Items from a dataset
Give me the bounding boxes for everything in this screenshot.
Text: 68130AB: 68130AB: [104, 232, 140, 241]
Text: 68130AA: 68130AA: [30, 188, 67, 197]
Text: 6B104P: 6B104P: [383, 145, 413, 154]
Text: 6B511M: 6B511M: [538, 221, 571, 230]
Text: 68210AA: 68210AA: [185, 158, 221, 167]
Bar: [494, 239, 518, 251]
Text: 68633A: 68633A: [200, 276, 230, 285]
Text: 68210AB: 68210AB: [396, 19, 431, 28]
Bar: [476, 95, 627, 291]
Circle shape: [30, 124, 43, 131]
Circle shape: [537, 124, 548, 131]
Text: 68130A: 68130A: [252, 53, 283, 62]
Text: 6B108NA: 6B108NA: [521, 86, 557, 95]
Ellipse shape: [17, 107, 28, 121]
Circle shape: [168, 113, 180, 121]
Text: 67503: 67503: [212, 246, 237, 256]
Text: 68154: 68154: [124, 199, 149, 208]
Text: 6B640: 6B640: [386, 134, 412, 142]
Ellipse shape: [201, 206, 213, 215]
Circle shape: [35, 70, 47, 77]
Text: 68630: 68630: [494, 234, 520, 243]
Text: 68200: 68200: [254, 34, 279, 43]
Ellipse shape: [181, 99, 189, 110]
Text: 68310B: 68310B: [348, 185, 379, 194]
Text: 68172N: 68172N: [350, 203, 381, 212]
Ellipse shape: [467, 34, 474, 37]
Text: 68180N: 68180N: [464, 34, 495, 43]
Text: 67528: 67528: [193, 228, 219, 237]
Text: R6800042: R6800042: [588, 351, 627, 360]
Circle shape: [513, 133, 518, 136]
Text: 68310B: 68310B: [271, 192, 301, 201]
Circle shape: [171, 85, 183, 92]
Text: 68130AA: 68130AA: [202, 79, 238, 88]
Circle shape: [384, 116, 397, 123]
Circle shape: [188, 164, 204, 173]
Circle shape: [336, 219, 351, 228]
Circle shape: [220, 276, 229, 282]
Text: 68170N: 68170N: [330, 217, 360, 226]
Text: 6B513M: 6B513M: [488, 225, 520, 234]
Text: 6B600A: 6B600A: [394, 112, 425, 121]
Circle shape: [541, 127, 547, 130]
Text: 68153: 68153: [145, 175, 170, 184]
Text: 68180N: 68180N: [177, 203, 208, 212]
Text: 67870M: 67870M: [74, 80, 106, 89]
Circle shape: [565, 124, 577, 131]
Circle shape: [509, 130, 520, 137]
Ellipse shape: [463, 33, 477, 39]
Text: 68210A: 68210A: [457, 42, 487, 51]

TASK OBJECTIVE.
Quote the rows above word for word.

ANSWER FOR THIS EXERCISE.
Give me the bounding boxes for everything in this screenshot.
Text: 68130AB: 68130AB: [104, 232, 140, 241]
Text: 68130AA: 68130AA: [30, 188, 67, 197]
Text: 6B104P: 6B104P: [383, 145, 413, 154]
Text: 6B511M: 6B511M: [538, 221, 571, 230]
Text: 68210AA: 68210AA: [185, 158, 221, 167]
Bar: [494, 239, 518, 251]
Text: 68633A: 68633A: [200, 276, 230, 285]
Text: 68210AB: 68210AB: [396, 19, 431, 28]
Bar: [476, 95, 627, 291]
Circle shape: [30, 124, 43, 131]
Circle shape: [537, 124, 548, 131]
Text: 68130A: 68130A: [252, 53, 283, 62]
Text: 6B108NA: 6B108NA: [521, 86, 557, 95]
Ellipse shape: [17, 107, 28, 121]
Circle shape: [168, 113, 180, 121]
Text: 67503: 67503: [212, 246, 237, 256]
Text: 68154: 68154: [124, 199, 149, 208]
Text: 6B640: 6B640: [386, 134, 412, 142]
Ellipse shape: [201, 206, 213, 215]
Circle shape: [35, 70, 47, 77]
Text: 68630: 68630: [494, 234, 520, 243]
Text: 68200: 68200: [254, 34, 279, 43]
Ellipse shape: [181, 99, 189, 110]
Text: 68310B: 68310B: [348, 185, 379, 194]
Text: 68172N: 68172N: [350, 203, 381, 212]
Ellipse shape: [467, 34, 474, 37]
Text: 68180N: 68180N: [464, 34, 495, 43]
Text: 67528: 67528: [193, 228, 219, 237]
Text: R6800042: R6800042: [588, 351, 627, 360]
Circle shape: [513, 133, 518, 136]
Text: 68310B: 68310B: [271, 192, 301, 201]
Circle shape: [171, 85, 183, 92]
Text: 68130AA: 68130AA: [202, 79, 238, 88]
Circle shape: [384, 116, 397, 123]
Circle shape: [188, 164, 204, 173]
Circle shape: [336, 219, 351, 228]
Circle shape: [220, 276, 229, 282]
Text: 68170N: 68170N: [330, 217, 360, 226]
Text: 6B513M: 6B513M: [488, 225, 520, 234]
Text: 6B600A: 6B600A: [394, 112, 425, 121]
Circle shape: [541, 127, 547, 130]
Text: 68153: 68153: [145, 175, 170, 184]
Text: 68180N: 68180N: [177, 203, 208, 212]
Text: 67870M: 67870M: [74, 80, 106, 89]
Circle shape: [565, 124, 577, 131]
Circle shape: [509, 130, 520, 137]
Ellipse shape: [463, 33, 477, 39]
Text: 68210A: 68210A: [457, 42, 487, 51]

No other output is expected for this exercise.